**Passage given:**
┌────────
Getaway to Club Mir
Willie_the_Wimp writes "A venture capitalist is turning Mir into a vacation getaway. I thought this story was really interesting. With all the Silicon Valley millionaires sprouting like poppies, I bet they will have a waiting list a mile long. I know the risks, but sign me up! "
NASA doesn't really like all these attempts to save Mir because they are concerned that Russia can't build enough rockets to satisfy their commitment to ISS as well as Mir. Although ISS can be supplied via the space shuttle, crews have to be launched on Soyuz rockets. This is because the shuttle can only stay in space for a couple of weeks and NASA won't leave astronauts on the space station with no way of getting down. The Soyuz capsules can stay in space for extended periods of time to provide an emergency exit for the station, so NASA decided to use them for ISS crews. I believe that the Soyuz is also necessary to reboost the station. NASA is developing a 7-person crew return vehicle, but they have to use Soyuz rockets until the new CRV is ready. See a NASA Watch/SpaceRef editorial on this here.
└────────
**Recorded data:**
┌────────
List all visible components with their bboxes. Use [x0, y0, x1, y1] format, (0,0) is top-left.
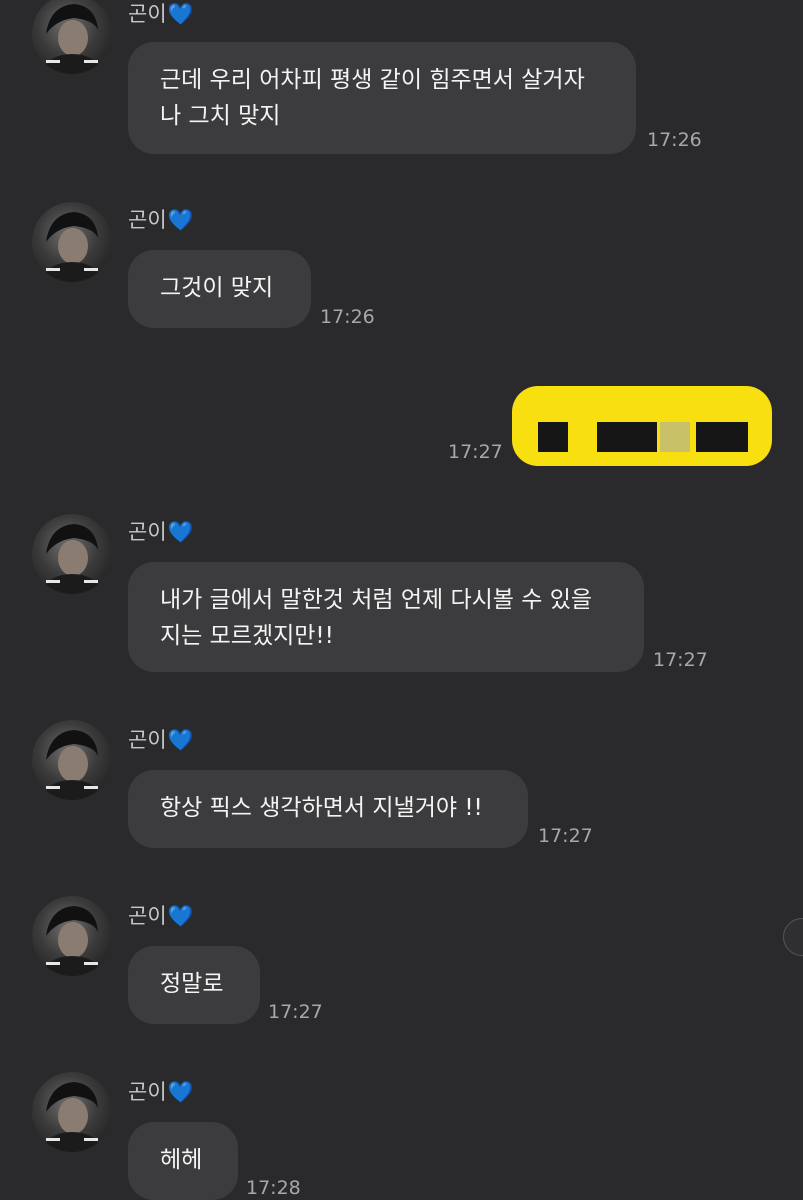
└────────
Answer these questions about the post on Mir, one answer per line:
1. According to the post, who is turning Mir into a vacation getaway?
2. Why can't ISS crews be launched on the space shuttle?
3. What vehicle is NASA developing, and how many people is it meant to carry?

**Exercise answer:**
1. A venture capitalist.
2. The shuttle can only stay in space for a couple of weeks, and NASA won't leave astronauts on the station with no way of getting down.
3. A crew return vehicle (CRV), meant to carry seven people.